■ What you will do
Leave out the pictures and copy the remaining records exactly.
━━━━━━━━
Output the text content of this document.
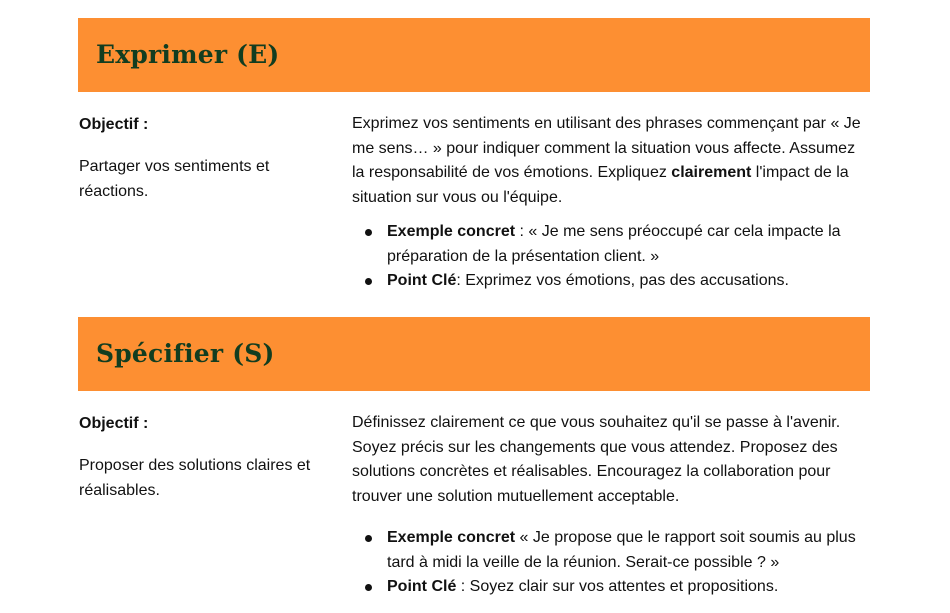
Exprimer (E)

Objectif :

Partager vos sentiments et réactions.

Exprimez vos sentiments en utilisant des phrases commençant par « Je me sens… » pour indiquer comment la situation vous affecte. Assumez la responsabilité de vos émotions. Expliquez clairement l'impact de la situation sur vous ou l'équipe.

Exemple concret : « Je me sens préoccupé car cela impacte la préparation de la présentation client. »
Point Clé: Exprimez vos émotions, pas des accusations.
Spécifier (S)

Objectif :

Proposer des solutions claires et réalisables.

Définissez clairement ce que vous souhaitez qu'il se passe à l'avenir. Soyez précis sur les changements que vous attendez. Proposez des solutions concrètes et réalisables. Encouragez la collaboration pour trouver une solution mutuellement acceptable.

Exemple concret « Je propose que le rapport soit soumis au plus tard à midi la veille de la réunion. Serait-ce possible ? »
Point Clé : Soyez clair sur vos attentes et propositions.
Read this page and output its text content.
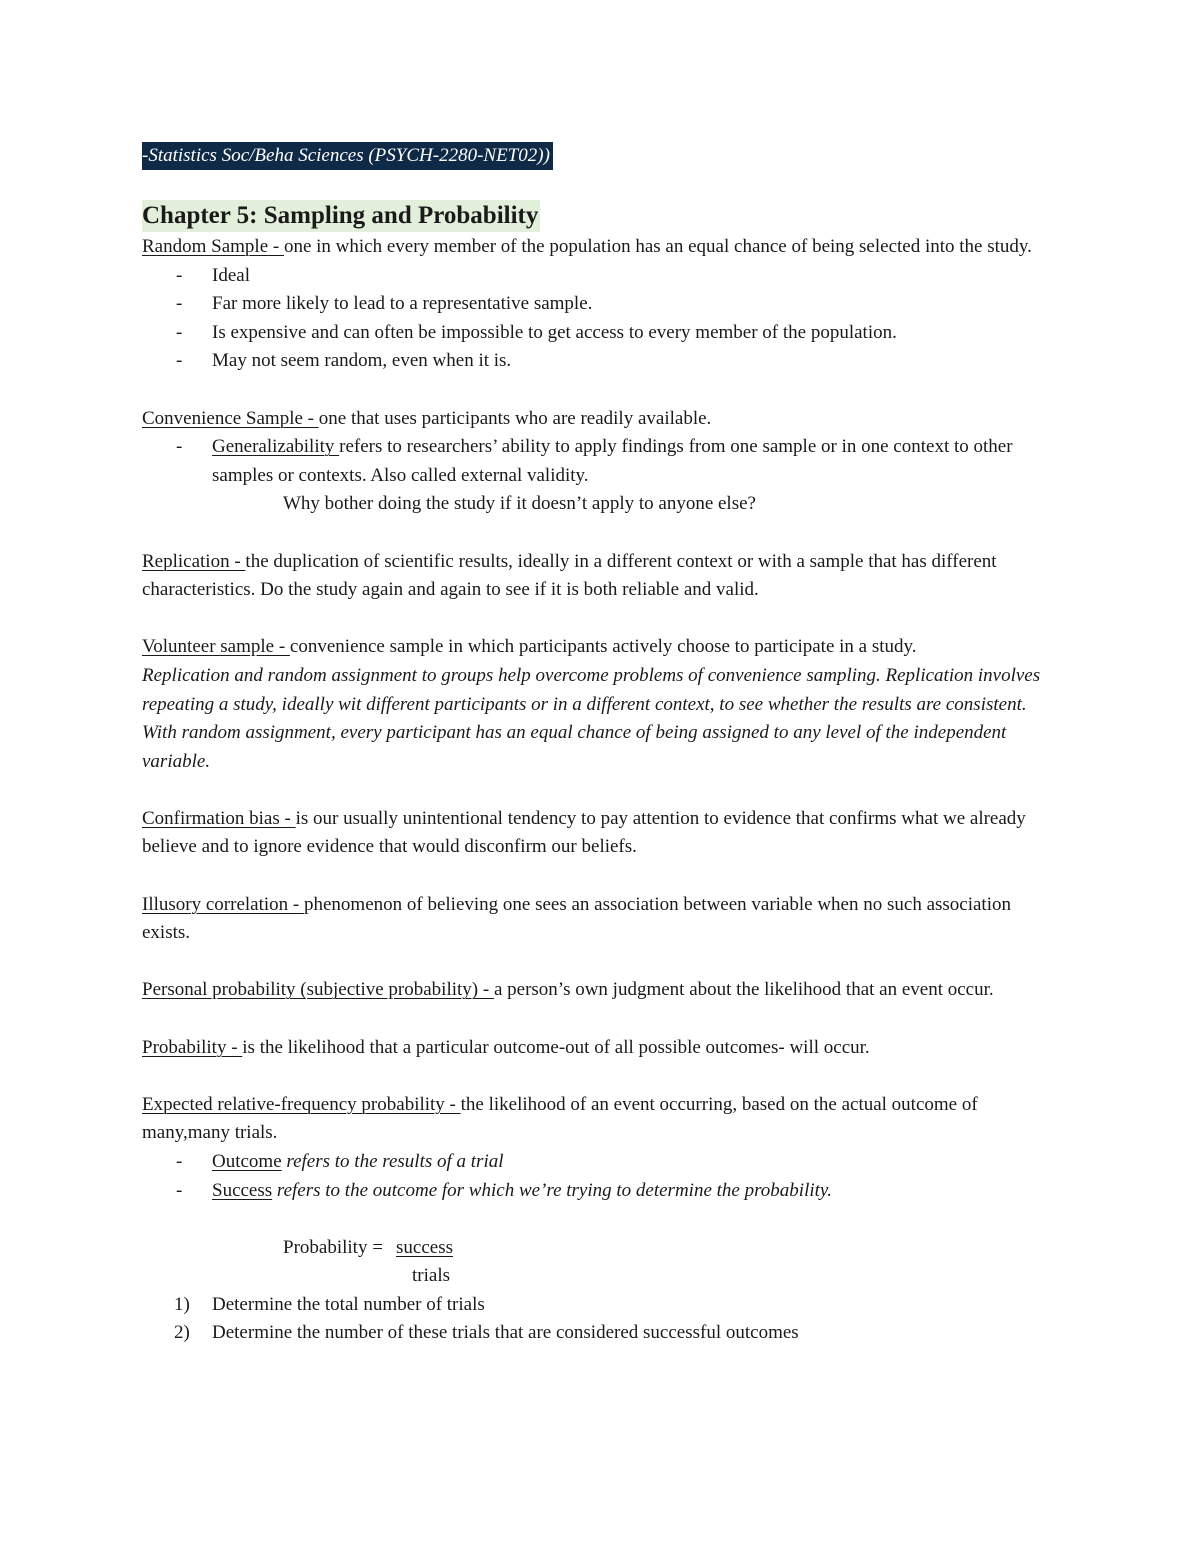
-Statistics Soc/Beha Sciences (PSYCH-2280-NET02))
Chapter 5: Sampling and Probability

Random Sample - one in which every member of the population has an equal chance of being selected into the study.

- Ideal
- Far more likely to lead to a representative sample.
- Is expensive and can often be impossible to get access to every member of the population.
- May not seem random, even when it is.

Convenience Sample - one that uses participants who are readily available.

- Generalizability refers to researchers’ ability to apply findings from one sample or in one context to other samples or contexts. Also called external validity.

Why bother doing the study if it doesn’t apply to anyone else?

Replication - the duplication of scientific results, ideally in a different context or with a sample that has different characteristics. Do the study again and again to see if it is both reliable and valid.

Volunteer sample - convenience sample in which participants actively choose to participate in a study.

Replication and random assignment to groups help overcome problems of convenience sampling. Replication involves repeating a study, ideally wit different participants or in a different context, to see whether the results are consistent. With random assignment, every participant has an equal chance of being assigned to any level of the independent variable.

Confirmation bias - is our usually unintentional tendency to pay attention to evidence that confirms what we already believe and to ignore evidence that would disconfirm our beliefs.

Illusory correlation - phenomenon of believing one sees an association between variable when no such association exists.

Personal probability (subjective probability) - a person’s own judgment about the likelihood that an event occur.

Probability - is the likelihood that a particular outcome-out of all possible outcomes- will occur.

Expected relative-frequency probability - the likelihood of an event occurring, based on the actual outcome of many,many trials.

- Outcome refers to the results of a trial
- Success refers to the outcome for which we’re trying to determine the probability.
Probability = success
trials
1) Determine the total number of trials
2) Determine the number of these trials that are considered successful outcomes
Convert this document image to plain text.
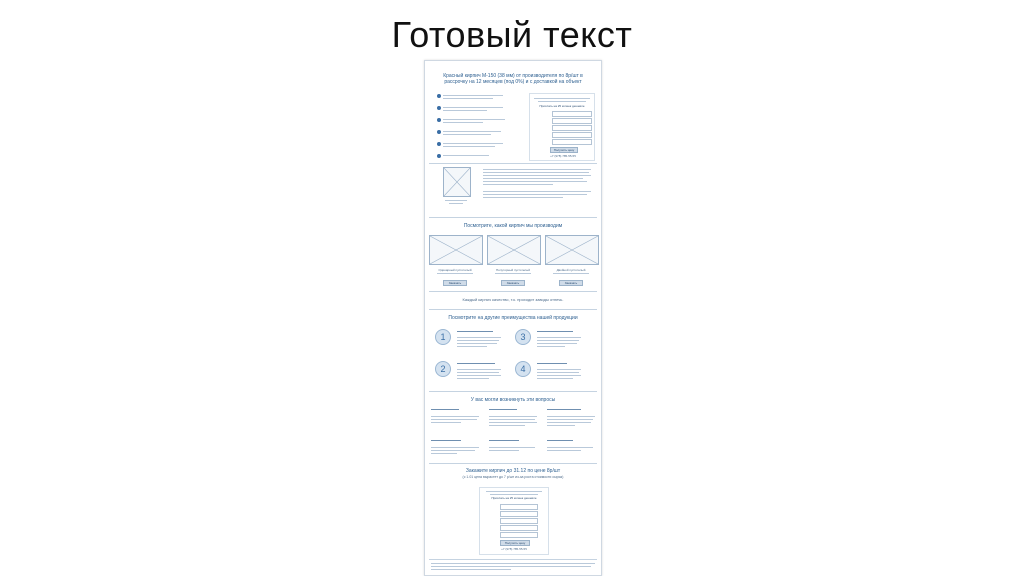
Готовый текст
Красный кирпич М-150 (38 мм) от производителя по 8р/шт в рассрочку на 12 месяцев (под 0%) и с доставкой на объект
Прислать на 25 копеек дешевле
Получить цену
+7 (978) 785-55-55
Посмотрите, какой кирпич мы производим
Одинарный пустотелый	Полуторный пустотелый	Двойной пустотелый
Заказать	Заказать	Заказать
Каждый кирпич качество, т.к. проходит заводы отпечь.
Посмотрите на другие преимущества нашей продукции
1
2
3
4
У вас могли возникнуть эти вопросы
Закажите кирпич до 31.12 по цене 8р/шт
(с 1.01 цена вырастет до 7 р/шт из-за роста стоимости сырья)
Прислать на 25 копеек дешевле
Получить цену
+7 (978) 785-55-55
━━━━━━━━
■ Solved problem
Output the text content of this document.
Exprimer (E)

Objectif :

Partager vos sentiments et réactions.

Exprimez vos sentiments en utilisant des phrases commençant par « Je me sens… » pour indiquer comment la situation vous affecte. Assumez la responsabilité de vos émotions. Expliquez clairement l'impact de la situation sur vous ou l'équipe.

Exemple concret : « Je me sens préoccupé car cela impacte la préparation de la présentation client. »
Point Clé: Exprimez vos émotions, pas des accusations.
Spécifier (S)

Objectif :

Proposer des solutions claires et réalisables.

Définissez clairement ce que vous souhaitez qu'il se passe à l'avenir. Soyez précis sur les changements que vous attendez. Proposez des solutions concrètes et réalisables. Encouragez la collaboration pour trouver une solution mutuellement acceptable.

Exemple concret « Je propose que le rapport soit soumis au plus tard à midi la veille de la réunion. Serait-ce possible ? »
Point Clé : Soyez clair sur vos attentes et propositions.
Read this page and output its text content.
-Statistics Soc/Beha Sciences (PSYCH-2280-NET02))
Chapter 5: Sampling and Probability

Random Sample - one in which every member of the population has an equal chance of being selected into the study.

- Ideal
- Far more likely to lead to a representative sample.
- Is expensive and can often be impossible to get access to every member of the population.
- May not seem random, even when it is.

Convenience Sample - one that uses participants who are readily available.

- Generalizability refers to researchers’ ability to apply findings from one sample or in one context to other samples or contexts. Also called external validity.

Why bother doing the study if it doesn’t apply to anyone else?

Replication - the duplication of scientific results, ideally in a different context or with a sample that has different characteristics. Do the study again and again to see if it is both reliable and valid.

Volunteer sample - convenience sample in which participants actively choose to participate in a study.

Replication and random assignment to groups help overcome problems of convenience sampling. Replication involves repeating a study, ideally wit different participants or in a different context, to see whether the results are consistent. With random assignment, every participant has an equal chance of being assigned to any level of the independent variable.

Confirmation bias - is our usually unintentional tendency to pay attention to evidence that confirms what we already believe and to ignore evidence that would disconfirm our beliefs.

Illusory correlation - phenomenon of believing one sees an association between variable when no such association exists.

Personal probability (subjective probability) - a person’s own judgment about the likelihood that an event occur.

Probability - is the likelihood that a particular outcome-out of all possible outcomes- will occur.

Expected relative-frequency probability - the likelihood of an event occurring, based on the actual outcome of many,many trials.

- Outcome refers to the results of a trial
- Success refers to the outcome for which we’re trying to determine the probability.
Probability = success
trials
1) Determine the total number of trials
2) Determine the number of these trials that are considered successful outcomes
Convert this document image to plain text.
Готовый текст
Красный кирпич М-150 (38 мм) от производителя по 8р/шт в рассрочку на 12 месяцев (под 0%) и с доставкой на объект
Прислать на 25 копеек дешевле
Получить цену
+7 (978) 785-55-55
Посмотрите, какой кирпич мы производим
Одинарный пустотелый	Полуторный пустотелый	Двойной пустотелый
Заказать	Заказать	Заказать
Каждый кирпич качество, т.к. проходит заводы отпечь.
Посмотрите на другие преимущества нашей продукции
1
2
3
4
У вас могли возникнуть эти вопросы
Закажите кирпич до 31.12 по цене 8р/шт
(с 1.01 цена вырастет до 7 р/шт из-за роста стоимости сырья)
Прислать на 25 копеек дешевле
Получить цену
+7 (978) 785-55-55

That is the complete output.